**Stated problem 1:**
Please update the rows from the line with "tab-step-01[interactable]: (Step.01) 신용카드" to the line with "start-month-select[interactable]: 2022년 1월: [94, 456, 181, 478]", changing "chevron-right-icon" to "arrow-right-icon" and keeping everything else the same. Return only those rows.

**Selected text:**
══════════════════════════════
I got up and walked across the terrace about 12 meters from him and called out.
“I have the physical ability to dispose of my existence as I please. What you’re saying is; we, as humans have let the society we created dictate us our movements only leaving the small satisfaction of modest gestures like walking across this terrace. What you’re saying is we should take back the conscience of our ability to do as we please.
- Take it a step further
- What do you mean?
-We actually do it.
• • • • • • • • • • • • • • • • • • • • • • • •
We, as human beings have the physical capacities to do as we please. But the sad outcome of this story is that we paid the bill for the soda, squashed our cigarettes and went on that plane. Much like this tale, I’ve had to wait for a teacher to give me his permission to write what pleased me. We are confronted everyday with the freedoms our bodies give us but everyday we repress them to satisfy the mediocrity of our rules.
So maybe I can write, write in hope, hope a promise, a promise made to myself that one day I shan’t catch the flight I was told to catch.
• • • • • • • • • • • • • • • • • • • • • • • •
Drama is a promise, a promise made in words. Words which are said to counter mute suffering.
“At me to someone is looking, at me to someone is saying he’s sleeping, he knows nothing let him sleep on” Vladimir – Waiting for Godot by Samuel Beckett.
There are no rules or laws on stage. Well, there is one. I don’t know if you can call that law, nor a rule and hardly a convention of any sort, it’s more of an invitation.
All rules are made to be broken.
I don’t think there’s any other… Well, the others are just guidelines really; always face the audience, articulate, project your voice. Stuff like that.
All is permitted on stage, and drama is that promise. A long lasting illusion in which we don’t have a flight to catch. An illusion of freedom. A long lasting illusion.
What’s an illusion? It’s 9h45, on a Monday night and according to the dictionary on my desk an illusion is “something that seems to exist but does not” (thank you Oxford). A play is therefore much like an illusion, it’s seemingly reality without being reality, a phenomena which is an attempt to clutch what we cannot.
══════════════════════════════
**Stated problem 2:**
Write out the essay on drama and freedom word for word, from "I got up and" to "do you mean?".

**Material for this exercise:**
══════════════════════════════
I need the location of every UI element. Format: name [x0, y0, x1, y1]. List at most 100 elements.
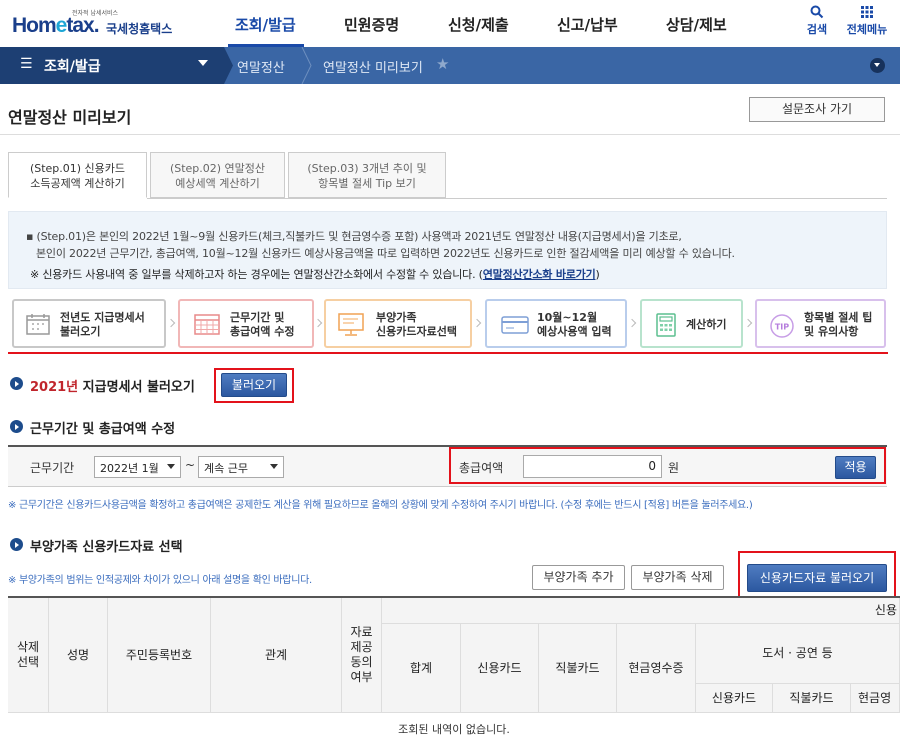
tab-step-01[interactable]: (Step.01) 신용카드 소득공제액 계산하기: [8, 152, 147, 198]
process-step-2-label: 근무기간 및 총급여액 수정: [230, 311, 295, 339]
menu-title: 조회/발급: [44, 59, 101, 75]
svg-text:TIP: TIP: [775, 323, 789, 332]
nav-report-payment[interactable]: 신고/납부: [557, 14, 618, 35]
section-period-salary-title: 근무기간 및 총급여액 수정: [30, 422, 176, 437]
col-books-debit: 직불카드: [773, 684, 851, 713]
tab-step-02[interactable]: (Step.02) 연말정산 예상세액 계산하기: [150, 152, 285, 198]
section-dependents-title: 부양가족 신용카드자료 선택: [30, 540, 183, 555]
process-step-1-label: 전년도 지급명세서 불러오기: [60, 311, 145, 339]
tab-step-01-line1: (Step.01) 신용카드: [29, 162, 126, 175]
tab-step-02-line1: (Step.02) 연말정산: [169, 162, 266, 175]
chevron-right-icon: [627, 318, 637, 328]
chevron-right-icon: [313, 318, 323, 328]
process-step-4-label: 10월~12월 예상사용액 입력: [537, 311, 612, 339]
nav-application-submit[interactable]: 신청/제출: [448, 14, 509, 35]
process-step-5-label: 계산하기: [686, 318, 727, 331]
logo-wordmark-b: tax.: [66, 14, 99, 37]
col-debit-card: 직불카드: [539, 624, 617, 713]
start-month-select[interactable]: 2022년 1월: [94, 456, 181, 478]
chevron-right-icon: [166, 318, 176, 328]
col-group-credit: 신용: [382, 598, 900, 624]
section-bullet-icon: [10, 420, 23, 433]
survey-button[interactable]: 설문조사 가기: [749, 97, 885, 122]
process-step-1-line1: 전년도 지급명세서: [60, 311, 145, 324]
calculator-icon: [656, 313, 676, 337]
monitor-icon: [338, 313, 364, 336]
process-step-3-line1: 부양가족: [376, 311, 417, 324]
star-icon[interactable]: ★: [436, 55, 449, 73]
period-label: 근무기간: [30, 461, 75, 475]
logo-wordmark-a: Hom: [12, 14, 57, 37]
search-tool[interactable]: 검색: [804, 5, 830, 37]
chevron-right-icon: [743, 318, 753, 328]
process-step-1-line2: 불러오기: [60, 325, 101, 338]
page-root: 전자적 납세서비스 Hometax. 국세청홈택스 조회/발급 민원증명 신청/…: [0, 0, 900, 747]
chevron-right-icon: [472, 318, 482, 328]
breadcrumb-bar: ☰ 조회/발급 연말정산 연말정산 미리보기 ★: [0, 47, 900, 84]
col-books-credit: 신용카드: [696, 684, 773, 713]
col-cash-receipt: 현금영수증: [617, 624, 696, 713]
calendar-icon: [26, 314, 50, 335]
col-group-books: 도서 · 공연 등: [696, 624, 900, 684]
credit-card-icon: [501, 316, 529, 334]
tab-step-03[interactable]: (Step.03) 3개년 추이 및 항목별 절세 Tip 보기: [288, 152, 446, 198]
period-salary-note: ※ 근무기간은 신용카드사용금액을 확정하고 총급여액은 공제한도 계산을 위해…: [8, 500, 753, 511]
title-divider: [0, 134, 900, 135]
info-line-2: 본인이 2022년 근무기간, 총급여액, 10월~12월 신용카드 예상사용금…: [36, 247, 735, 260]
top-header: 전자적 납세서비스 Hometax. 국세청홈택스 조회/발급 민원증명 신청/…: [0, 0, 900, 47]
breadcrumb-separator-icon: [301, 47, 312, 84]
apply-button[interactable]: 적용: [835, 456, 876, 479]
grid-menu-icon: [861, 6, 873, 18]
info-line-3-end: ): [595, 268, 600, 281]
caret-down-icon: [198, 60, 208, 66]
breadcrumb-separator-icon: [224, 47, 233, 84]
salary-input[interactable]: 0: [523, 455, 662, 478]
nav-consult-report[interactable]: 상담/제보: [666, 14, 727, 35]
process-step-3-line2: 신용카드자료선택: [376, 325, 457, 338]
delete-dependent-button[interactable]: 부양가족 삭제: [631, 565, 724, 590]
breadcrumb-year-end[interactable]: 연말정산: [237, 57, 285, 76]
salary-label: 총급여액: [459, 461, 504, 475]
menu-dropdown[interactable]: ☰ 조회/발급: [0, 47, 224, 84]
process-step-6-label: 항목별 절세 팁및 유의사항: [804, 311, 872, 339]
empty-table-message: 조회된 내역이 없습니다.: [398, 723, 510, 736]
dependents-note: ※ 부양가족의 범위는 인적공제와 차이가 있으니 아래 설명을 확인 바랍니다…: [8, 575, 312, 586]
col-relation: 관계: [211, 598, 342, 713]
page-title: 연말정산 미리보기: [8, 108, 132, 127]
col-credit-card: 신용카드: [461, 624, 539, 713]
process-step-3-label: 부양가족 신용카드자료선택: [376, 311, 457, 339]
process-step-2-line2: 총급여액 수정: [230, 325, 295, 338]
section-bullet-icon: [10, 377, 23, 390]
chevron-down-icon[interactable]: [870, 58, 885, 73]
process-step-4-line1: 10월~12월: [537, 311, 598, 324]
col-consent: 자료 제공 동의 여부: [342, 598, 382, 713]
load-card-data-button[interactable]: 신용카드자료 불러오기: [747, 564, 887, 592]
all-menu-tool[interactable]: 전체메뉴: [842, 5, 892, 37]
info-line-3: ※ 신용카드 사용내역 중 일부를 삭제하고자 하는 경우에는 연말정산간소화에…: [30, 266, 600, 282]
col-total: 합계: [382, 624, 461, 713]
simplified-service-link[interactable]: 연말정산간소화 바로가기: [483, 268, 596, 281]
section-load-statement-text: 지급명세서 불러오기: [78, 380, 195, 395]
nav-inquiry-issue[interactable]: 조회/발급: [235, 14, 296, 35]
search-icon: [810, 5, 824, 19]
tab-step-03-line1: (Step.03) 3개년 추이 및: [307, 162, 427, 175]
section-load-statement-title: 2021년 지급명세서 불러오기: [30, 376, 195, 395]
hamburger-icon: ☰: [20, 56, 33, 72]
load-statement-button[interactable]: 불러오기: [221, 373, 287, 397]
highlight-red-line: [8, 352, 888, 354]
add-dependent-button[interactable]: 부양가족 추가: [532, 565, 625, 590]
calendar-grid-icon: [194, 314, 220, 335]
breadcrumb-preview[interactable]: 연말정산 미리보기: [323, 57, 423, 76]
col-delete-select: 삭제 선택: [8, 598, 49, 713]
col-rrn: 주민등록번호: [108, 598, 211, 713]
search-label: 검색: [806, 23, 828, 36]
nav-civil-certificate[interactable]: 민원증명: [344, 14, 399, 35]
tab-step-02-line2: 예상세액 계산하기: [175, 177, 260, 190]
end-period-select[interactable]: 계속 근무: [198, 456, 284, 478]
tabs-baseline: [147, 198, 887, 199]
process-step-3: 부양가족 신용카드자료선택: [324, 299, 472, 348]
col-books-cash: 현금영: [851, 684, 900, 713]
process-step-5: 계산하기: [640, 299, 743, 348]
hometax-logo[interactable]: 전자적 납세서비스 Hometax. 국세청홈택스: [10, 8, 180, 40]
process-step-2: 근무기간 및 총급여액 수정: [178, 299, 314, 348]
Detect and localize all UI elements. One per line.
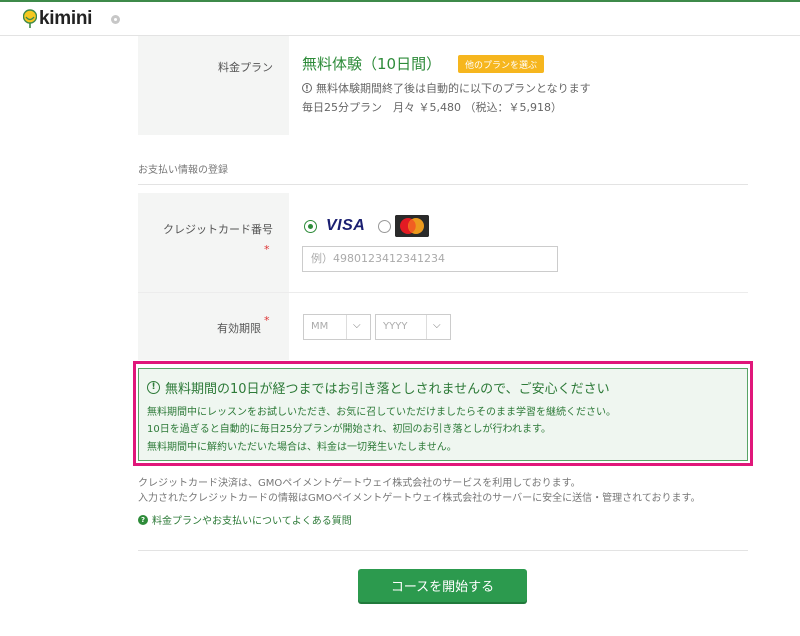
kimini-logo-icon [23, 9, 37, 28]
faq-link[interactable]: ? 料金プランやお支払いについてよくある質問 [138, 512, 352, 527]
notice-line: 無料期間中にレッスンをお試しいただき、お気に召していただけましたらそのまま学習を… [147, 407, 616, 418]
visa-logo: VISA [326, 217, 366, 234]
free-trial-notice: ! 無料期間の10日が経つまではお引き落としされませんので、ご安心ください 無料… [138, 368, 748, 461]
logo-text: kimini [39, 8, 93, 29]
info-icon: ! [302, 83, 312, 93]
change-plan-button[interactable]: 他のプランを選ぶ [458, 55, 544, 73]
plan-note: ! 無料体験期間終了後は自動的に以下のプランとなります [302, 80, 591, 96]
start-course-button[interactable]: コースを開始する [358, 569, 527, 602]
notice-line: 無料期間中に解約いただいた場合は、料金は一切発生いたしません。 [147, 442, 457, 453]
select-divider [426, 315, 427, 339]
visa-radio[interactable] [304, 220, 317, 233]
plan-note-text: 無料体験期間終了後は自動的に以下のプランとなります [316, 82, 591, 95]
year-placeholder: YYYY [383, 321, 408, 332]
question-icon: ? [138, 514, 148, 525]
chevron-down-icon: ⌵ [353, 320, 361, 331]
gmo-footnote: クレジットカード決済は、GMOペイメントゲートウェイ株式会社のサービスを利用して… [138, 478, 581, 489]
select-divider [346, 315, 347, 339]
mastercard-radio[interactable] [378, 220, 391, 233]
card-number-label: クレジットカード番号 [163, 223, 273, 236]
mastercard-logo-icon [395, 215, 429, 237]
expiry-month-select[interactable]: MM ⌵ [303, 314, 371, 340]
expiry-year-select[interactable]: YYYY ⌵ [375, 314, 451, 340]
faq-link-text: 料金プランやお支払いについてよくある質問 [152, 516, 352, 527]
plan-label-cell [138, 36, 289, 135]
chevron-down-icon: ⌵ [433, 320, 441, 331]
notice-title: ! 無料期間の10日が経つまではお引き落としされませんので、ご安心ください [147, 378, 610, 397]
alert-icon: ! [147, 381, 160, 394]
notice-title-text: 無料期間の10日が経つまではお引き落としされませんので、ご安心ください [165, 382, 610, 397]
card-number-required-mark: * [264, 243, 270, 256]
plan-name: 無料体験（10日間） [302, 55, 442, 73]
plan-detail: 毎日25分プラン 月々 ￥5,480 （税込：￥5,918） [302, 101, 562, 114]
month-placeholder: MM [311, 321, 329, 332]
header: kimini [0, 2, 800, 36]
section-divider [138, 184, 748, 185]
notice-line: 10日を過ぎると自動的に毎日25分プランが開始され、初回のお引き落としが行われま… [147, 424, 552, 435]
settings-icon[interactable] [111, 15, 120, 24]
payment-section-title: お支払い情報の登録 [138, 165, 228, 176]
expiry-required-mark: * [264, 314, 270, 327]
expiry-label: 有効期限 [217, 322, 261, 335]
card-number-input[interactable]: 例）4980123412341234 [302, 246, 558, 272]
bottom-divider [138, 550, 748, 551]
gmo-footnote: 入力されたクレジットカードの情報はGMOペイメントゲートウェイ株式会社のサーバー… [138, 493, 701, 504]
logo[interactable]: kimini [23, 7, 92, 31]
plan-label: 料金プラン [218, 61, 273, 74]
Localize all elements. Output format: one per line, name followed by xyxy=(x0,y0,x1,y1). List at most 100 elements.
══════════════════════════════
**Written answer 1:**
tab-step-01[interactable]: (Step.01) 신용카드 소득공제액 계산하기: [8, 152, 147, 198]
process-step-2-label: 근무기간 및 총급여액 수정: [230, 311, 295, 339]
menu-title: 조회/발급: [44, 59, 101, 75]
svg-text:TIP: TIP: [775, 323, 789, 332]
nav-report-payment[interactable]: 신고/납부: [557, 14, 618, 35]
section-period-salary-title: 근무기간 및 총급여액 수정: [30, 422, 176, 437]
col-books-debit: 직불카드: [773, 684, 851, 713]
tab-step-02[interactable]: (Step.02) 연말정산 예상세액 계산하기: [150, 152, 285, 198]
section-dependents-title: 부양가족 신용카드자료 선택: [30, 540, 183, 555]
process-step-1-label: 전년도 지급명세서 불러오기: [60, 311, 145, 339]
tab-step-01-line1: (Step.01) 신용카드: [29, 162, 126, 175]
tab-step-02-line1: (Step.02) 연말정산: [169, 162, 266, 175]
arrow-right-icon: [627, 318, 637, 328]
arrow-right-icon: [313, 318, 323, 328]
process-step-4-label: 10월~12월 예상사용액 입력: [537, 311, 612, 339]
nav-application-submit[interactable]: 신청/제출: [448, 14, 509, 35]
process-step-5-label: 계산하기: [686, 318, 727, 331]
logo-wordmark-b: tax.: [66, 14, 99, 37]
col-debit-card: 직불카드: [539, 624, 617, 713]
start-month-select[interactable]: 2022년 1월: [94, 456, 181, 478]

**Written answer 2:**
I got up and walked across the terrace about 12 meters from him and called out.
“I have the physical ability to dispose of my existence as I please. What you’re saying is; we, as humans have let the society we created dictate us our movements only leaving the small satisfaction of modest gestures like walking across this terrace. What you’re saying is we should take back the conscience of our ability to do as we please.
- Take it a step further
- What do you mean?